DATA SUPPLIED —
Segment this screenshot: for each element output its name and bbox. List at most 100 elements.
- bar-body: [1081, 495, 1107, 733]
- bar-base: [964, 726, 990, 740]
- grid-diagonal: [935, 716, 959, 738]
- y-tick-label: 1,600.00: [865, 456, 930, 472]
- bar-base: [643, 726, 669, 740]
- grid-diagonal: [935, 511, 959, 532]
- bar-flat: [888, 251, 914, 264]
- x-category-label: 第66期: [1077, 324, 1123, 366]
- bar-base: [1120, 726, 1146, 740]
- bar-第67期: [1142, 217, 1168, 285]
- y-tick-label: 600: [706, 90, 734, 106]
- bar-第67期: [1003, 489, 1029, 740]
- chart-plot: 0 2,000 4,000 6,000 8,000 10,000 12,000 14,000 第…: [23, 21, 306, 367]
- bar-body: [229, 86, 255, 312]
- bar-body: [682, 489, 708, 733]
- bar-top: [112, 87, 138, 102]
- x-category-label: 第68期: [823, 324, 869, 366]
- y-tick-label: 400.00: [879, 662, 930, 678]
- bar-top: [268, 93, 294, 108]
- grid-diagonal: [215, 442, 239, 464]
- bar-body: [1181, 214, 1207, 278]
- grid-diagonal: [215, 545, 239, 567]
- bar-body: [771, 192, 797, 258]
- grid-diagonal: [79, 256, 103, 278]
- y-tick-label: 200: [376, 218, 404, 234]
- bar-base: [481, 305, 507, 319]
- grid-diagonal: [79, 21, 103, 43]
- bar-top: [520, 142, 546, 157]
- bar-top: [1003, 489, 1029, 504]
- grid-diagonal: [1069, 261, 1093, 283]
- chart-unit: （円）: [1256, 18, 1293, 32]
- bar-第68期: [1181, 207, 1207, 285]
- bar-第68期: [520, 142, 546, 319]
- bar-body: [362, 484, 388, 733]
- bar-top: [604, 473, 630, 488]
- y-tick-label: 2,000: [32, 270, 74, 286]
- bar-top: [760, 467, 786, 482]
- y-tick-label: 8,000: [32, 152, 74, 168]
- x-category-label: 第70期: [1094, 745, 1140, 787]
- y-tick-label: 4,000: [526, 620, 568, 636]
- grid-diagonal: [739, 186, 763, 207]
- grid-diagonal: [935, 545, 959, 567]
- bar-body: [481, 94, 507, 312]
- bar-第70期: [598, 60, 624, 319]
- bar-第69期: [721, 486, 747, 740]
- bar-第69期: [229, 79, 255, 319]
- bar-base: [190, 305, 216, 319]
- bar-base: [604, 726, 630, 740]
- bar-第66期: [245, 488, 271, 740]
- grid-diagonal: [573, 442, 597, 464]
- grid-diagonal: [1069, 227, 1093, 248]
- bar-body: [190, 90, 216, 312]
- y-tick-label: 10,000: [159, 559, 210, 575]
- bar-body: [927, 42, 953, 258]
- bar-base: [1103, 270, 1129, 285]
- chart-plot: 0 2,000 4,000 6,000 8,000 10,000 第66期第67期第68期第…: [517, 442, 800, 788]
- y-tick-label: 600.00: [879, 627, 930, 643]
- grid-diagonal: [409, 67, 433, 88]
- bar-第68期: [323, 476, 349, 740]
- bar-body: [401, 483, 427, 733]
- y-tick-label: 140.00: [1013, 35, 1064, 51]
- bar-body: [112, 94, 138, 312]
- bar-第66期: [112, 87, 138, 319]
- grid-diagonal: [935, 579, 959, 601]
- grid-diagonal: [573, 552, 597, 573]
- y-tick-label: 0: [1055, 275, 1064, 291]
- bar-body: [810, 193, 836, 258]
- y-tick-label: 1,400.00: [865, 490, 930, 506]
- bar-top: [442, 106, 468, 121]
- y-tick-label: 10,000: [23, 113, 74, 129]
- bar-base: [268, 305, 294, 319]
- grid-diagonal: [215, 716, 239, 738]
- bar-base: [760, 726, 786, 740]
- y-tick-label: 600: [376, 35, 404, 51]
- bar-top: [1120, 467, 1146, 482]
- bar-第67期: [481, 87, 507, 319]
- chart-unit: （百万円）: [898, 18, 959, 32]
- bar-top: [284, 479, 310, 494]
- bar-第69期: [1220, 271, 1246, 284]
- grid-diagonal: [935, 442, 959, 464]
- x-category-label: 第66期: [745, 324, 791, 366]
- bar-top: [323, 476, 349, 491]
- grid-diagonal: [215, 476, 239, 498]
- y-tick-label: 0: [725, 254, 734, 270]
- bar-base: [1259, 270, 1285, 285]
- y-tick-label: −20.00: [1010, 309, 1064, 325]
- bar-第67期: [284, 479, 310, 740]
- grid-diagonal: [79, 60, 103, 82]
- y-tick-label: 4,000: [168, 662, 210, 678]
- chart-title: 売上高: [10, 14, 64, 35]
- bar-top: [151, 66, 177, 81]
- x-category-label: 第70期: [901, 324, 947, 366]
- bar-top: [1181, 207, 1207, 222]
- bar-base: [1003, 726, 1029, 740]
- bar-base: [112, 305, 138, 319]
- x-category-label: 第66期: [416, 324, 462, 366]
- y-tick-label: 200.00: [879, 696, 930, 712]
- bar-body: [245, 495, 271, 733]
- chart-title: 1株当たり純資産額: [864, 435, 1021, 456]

SET TASK —
In the entries from the first line through the line containing "- bar-top: [112, 87, 138, 102]", swap "bar-base" for "bar-bottom" and write out only those lines, leaving everything else unchanged.

THE RESULT —
Segment this screenshot: for each element output its name and bbox. List at most 100 elements.
- bar-body: [1081, 495, 1107, 733]
- bar-bottom: [964, 726, 990, 740]
- grid-diagonal: [935, 716, 959, 738]
- y-tick-label: 1,600.00: [865, 456, 930, 472]
- bar-bottom: [643, 726, 669, 740]
- grid-diagonal: [935, 511, 959, 532]
- bar-flat: [888, 251, 914, 264]
- x-category-label: 第66期: [1077, 324, 1123, 366]
- bar-bottom: [1120, 726, 1146, 740]
- bar-第67期: [1142, 217, 1168, 285]
- y-tick-label: 600: [706, 90, 734, 106]
- bar-第67期: [1003, 489, 1029, 740]
- chart-plot: 0 2,000 4,000 6,000 8,000 10,000 12,000 14,000 第…: [23, 21, 306, 367]
- bar-body: [229, 86, 255, 312]
- bar-body: [682, 489, 708, 733]
- bar-top: [112, 87, 138, 102]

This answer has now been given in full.